WORK INSTRUCTIONS:
Retype every entry exactly, character for character.

___ ENTRIES SUPPLIED ___

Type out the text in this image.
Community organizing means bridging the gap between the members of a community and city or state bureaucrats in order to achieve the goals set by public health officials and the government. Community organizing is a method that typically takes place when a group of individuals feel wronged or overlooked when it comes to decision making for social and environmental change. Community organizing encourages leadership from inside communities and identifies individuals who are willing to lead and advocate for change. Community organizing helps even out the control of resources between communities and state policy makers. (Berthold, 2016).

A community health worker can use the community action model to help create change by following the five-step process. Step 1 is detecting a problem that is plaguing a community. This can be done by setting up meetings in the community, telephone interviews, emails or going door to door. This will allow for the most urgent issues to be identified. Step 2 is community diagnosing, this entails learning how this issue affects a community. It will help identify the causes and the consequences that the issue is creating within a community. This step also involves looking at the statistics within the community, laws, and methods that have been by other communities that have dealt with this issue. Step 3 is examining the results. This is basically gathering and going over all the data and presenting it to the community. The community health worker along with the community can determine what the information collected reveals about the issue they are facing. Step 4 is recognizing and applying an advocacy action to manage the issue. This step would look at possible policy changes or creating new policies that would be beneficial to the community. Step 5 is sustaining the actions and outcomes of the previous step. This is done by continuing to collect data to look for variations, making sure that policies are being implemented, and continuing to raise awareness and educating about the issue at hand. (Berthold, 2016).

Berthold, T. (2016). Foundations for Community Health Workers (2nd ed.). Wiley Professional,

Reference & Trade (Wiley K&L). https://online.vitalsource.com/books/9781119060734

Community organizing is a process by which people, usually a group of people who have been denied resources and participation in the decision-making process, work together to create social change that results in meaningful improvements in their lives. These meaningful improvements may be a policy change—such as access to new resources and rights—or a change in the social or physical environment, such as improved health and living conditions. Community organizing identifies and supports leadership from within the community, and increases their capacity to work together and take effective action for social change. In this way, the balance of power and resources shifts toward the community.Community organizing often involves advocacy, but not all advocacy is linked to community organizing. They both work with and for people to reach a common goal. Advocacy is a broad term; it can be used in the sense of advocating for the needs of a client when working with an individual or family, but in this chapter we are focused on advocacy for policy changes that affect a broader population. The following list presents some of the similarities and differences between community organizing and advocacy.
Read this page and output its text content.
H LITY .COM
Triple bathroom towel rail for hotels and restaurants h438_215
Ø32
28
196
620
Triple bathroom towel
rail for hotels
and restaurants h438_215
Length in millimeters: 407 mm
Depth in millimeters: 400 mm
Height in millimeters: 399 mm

___

OUTPUT FOR THIS TASK:
Type out the text in this image.
Community organizing means bridging the gap between the members of a community and city or state bureaucrats in order to achieve the goals set by public health officials and the government. Community organizing is a method that typically takes place when a group of individuals feel wronged or overlooked when it comes to decision making for social and environmental change. Community organizing encourages leadership from inside communities and identifies individuals who are willing to lead and advocate for change. Community organizing helps even out the control of resources between communities and state policy makers. (Berthold, 2016).

A community health worker can use the community action model to help create change by following the five-step process. Step 1 is detecting a problem that is plaguing a community. This can be done by setting up meetings in the community, telephone interviews, emails or going door to door. This will allow for the most urgent issues to be identified. Step 2 is community diagnosing, this entails learning how this issue affects a community. It will help identify the causes and the consequences that the issue is creating within a community. This step also involves looking at the statistics within the community, laws, and methods that have been by other communities that have dealt with this issue. Step 3 is examining the results. This is basically gathering and going over all the data and presenting it to the community. The community health worker along with the community can determine what the information collected reveals about the issue they are facing. Step 4 is recognizing and applying an advocacy action to manage the issue. This step would look at possible policy changes or creating new policies that would be beneficial to the community. Step 5 is sustaining the actions and outcomes of the previous step. This is done by continuing to collect data to look for variations, making sure that policies are being implemented, and continuing to raise awareness and educating about the issue at hand. (Berthold, 2016).

Berthold, T. (2016). Foundations for Community Health Workers (2nd ed.). Wiley Professional,

Reference & Trade (Wiley K&L). https://online.vitalsource.com/books/9781119060734

Community organizing is a process by which people, usually a group of people who have been denied resources and participation in the decision-making process, work together to create social change that results in meaningful improvements in their lives. These meaningful improvements may be a policy change—such as access to new resources and rights—or a change in the social or physical environment, such as improved health and living conditions. Community organizing identifies and supports leadership from within the community, and increases their capacity to work together and take effective action for social change. In this way, the balance of power and resources shifts toward the community.Community organizing often involves advocacy, but not all advocacy is linked to community organizing. They both work with and for people to reach a common goal. Advocacy is a broad term; it can be used in the sense of advocating for the needs of a client when working with an individual or family, but in this chapter we are focused on advocacy for policy changes that affect a broader population. The following list presents some of the similarities and differences between community organizing and advocacy.
Read this page and output its text content.
H LITY .COM
Triple bathroom towel rail for hotels and restaurants h438_215
Ø32
28
196
620
Triple bathroom towel
rail for hotels
and restaurants h438_215
Length in millimeters: 407 mm
Depth in millimeters: 400 mm
Height in millimeters: 399 mm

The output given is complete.